begin RECORDS PROVIDED
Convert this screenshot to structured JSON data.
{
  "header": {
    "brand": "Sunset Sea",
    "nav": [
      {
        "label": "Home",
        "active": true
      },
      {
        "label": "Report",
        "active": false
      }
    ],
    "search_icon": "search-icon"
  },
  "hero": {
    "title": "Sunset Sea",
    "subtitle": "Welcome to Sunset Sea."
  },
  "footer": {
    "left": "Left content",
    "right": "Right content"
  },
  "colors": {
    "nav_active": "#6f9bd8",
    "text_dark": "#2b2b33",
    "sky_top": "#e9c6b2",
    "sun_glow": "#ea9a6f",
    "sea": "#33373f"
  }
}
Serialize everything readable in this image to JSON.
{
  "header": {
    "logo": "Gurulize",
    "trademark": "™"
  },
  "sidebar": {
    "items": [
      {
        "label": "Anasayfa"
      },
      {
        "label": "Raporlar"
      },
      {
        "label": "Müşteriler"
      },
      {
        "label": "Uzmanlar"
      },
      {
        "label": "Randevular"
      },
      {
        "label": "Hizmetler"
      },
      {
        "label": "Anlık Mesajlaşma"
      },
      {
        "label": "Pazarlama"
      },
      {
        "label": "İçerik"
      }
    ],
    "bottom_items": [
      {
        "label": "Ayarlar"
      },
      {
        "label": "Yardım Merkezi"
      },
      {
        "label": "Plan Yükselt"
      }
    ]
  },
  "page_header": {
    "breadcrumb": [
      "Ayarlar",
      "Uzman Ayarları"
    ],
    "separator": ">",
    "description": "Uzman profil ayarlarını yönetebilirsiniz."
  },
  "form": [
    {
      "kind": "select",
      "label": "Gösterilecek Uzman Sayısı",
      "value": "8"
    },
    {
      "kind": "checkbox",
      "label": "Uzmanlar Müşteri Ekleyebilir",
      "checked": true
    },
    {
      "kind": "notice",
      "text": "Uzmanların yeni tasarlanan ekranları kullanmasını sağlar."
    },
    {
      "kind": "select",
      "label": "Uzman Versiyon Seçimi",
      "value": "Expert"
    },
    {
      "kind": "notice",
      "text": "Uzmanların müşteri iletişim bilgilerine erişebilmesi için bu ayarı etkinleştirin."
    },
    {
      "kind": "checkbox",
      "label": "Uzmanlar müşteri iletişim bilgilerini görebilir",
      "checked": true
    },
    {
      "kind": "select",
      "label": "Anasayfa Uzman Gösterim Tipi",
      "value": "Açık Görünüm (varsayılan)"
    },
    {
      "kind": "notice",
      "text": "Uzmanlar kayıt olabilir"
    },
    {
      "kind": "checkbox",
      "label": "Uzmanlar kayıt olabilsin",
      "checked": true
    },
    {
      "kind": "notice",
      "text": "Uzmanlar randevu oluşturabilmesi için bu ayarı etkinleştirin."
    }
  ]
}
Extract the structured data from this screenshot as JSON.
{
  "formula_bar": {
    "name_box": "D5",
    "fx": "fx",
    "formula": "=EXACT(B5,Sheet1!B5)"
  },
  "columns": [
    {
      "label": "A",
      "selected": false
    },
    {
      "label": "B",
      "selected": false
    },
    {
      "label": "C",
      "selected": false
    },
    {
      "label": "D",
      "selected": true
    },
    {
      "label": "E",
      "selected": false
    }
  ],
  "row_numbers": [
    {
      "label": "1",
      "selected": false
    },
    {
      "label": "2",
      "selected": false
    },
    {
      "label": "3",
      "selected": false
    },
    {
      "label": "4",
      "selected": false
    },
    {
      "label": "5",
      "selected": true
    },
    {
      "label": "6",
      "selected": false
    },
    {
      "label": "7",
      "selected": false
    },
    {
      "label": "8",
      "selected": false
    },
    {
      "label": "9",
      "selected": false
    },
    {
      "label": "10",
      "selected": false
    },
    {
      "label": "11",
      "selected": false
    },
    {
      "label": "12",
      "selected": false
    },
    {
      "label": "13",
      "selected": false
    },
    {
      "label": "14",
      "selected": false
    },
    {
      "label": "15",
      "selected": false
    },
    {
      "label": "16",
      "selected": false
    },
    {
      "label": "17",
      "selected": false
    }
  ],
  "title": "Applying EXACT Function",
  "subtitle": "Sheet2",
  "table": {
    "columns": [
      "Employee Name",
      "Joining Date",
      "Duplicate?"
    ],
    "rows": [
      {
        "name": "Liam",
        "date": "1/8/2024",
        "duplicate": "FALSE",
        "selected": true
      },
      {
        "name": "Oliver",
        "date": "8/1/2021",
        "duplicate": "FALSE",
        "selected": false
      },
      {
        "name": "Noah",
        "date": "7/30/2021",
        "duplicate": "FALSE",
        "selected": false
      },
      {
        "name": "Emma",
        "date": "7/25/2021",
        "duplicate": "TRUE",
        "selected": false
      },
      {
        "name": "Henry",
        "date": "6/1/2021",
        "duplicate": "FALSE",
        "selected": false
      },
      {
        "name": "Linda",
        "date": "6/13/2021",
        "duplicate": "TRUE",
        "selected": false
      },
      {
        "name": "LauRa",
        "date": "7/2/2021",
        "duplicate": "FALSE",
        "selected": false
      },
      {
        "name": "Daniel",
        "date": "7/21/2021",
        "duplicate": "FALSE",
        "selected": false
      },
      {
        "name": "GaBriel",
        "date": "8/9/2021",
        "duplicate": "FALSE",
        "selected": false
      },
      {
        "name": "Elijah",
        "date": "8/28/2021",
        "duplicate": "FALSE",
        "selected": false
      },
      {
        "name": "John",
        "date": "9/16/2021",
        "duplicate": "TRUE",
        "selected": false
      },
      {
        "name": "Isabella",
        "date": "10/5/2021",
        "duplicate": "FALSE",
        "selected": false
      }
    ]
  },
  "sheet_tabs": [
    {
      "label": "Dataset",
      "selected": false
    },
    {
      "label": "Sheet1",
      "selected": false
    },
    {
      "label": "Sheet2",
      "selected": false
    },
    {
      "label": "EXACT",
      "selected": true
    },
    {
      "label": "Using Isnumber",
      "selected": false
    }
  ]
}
end RECORDS PROVIDED
SHORT PROBLEM: Determine the number of lines in the listing that hold the word "this", and supply that number and nothing further.

COMPLETED EXERCISE: 3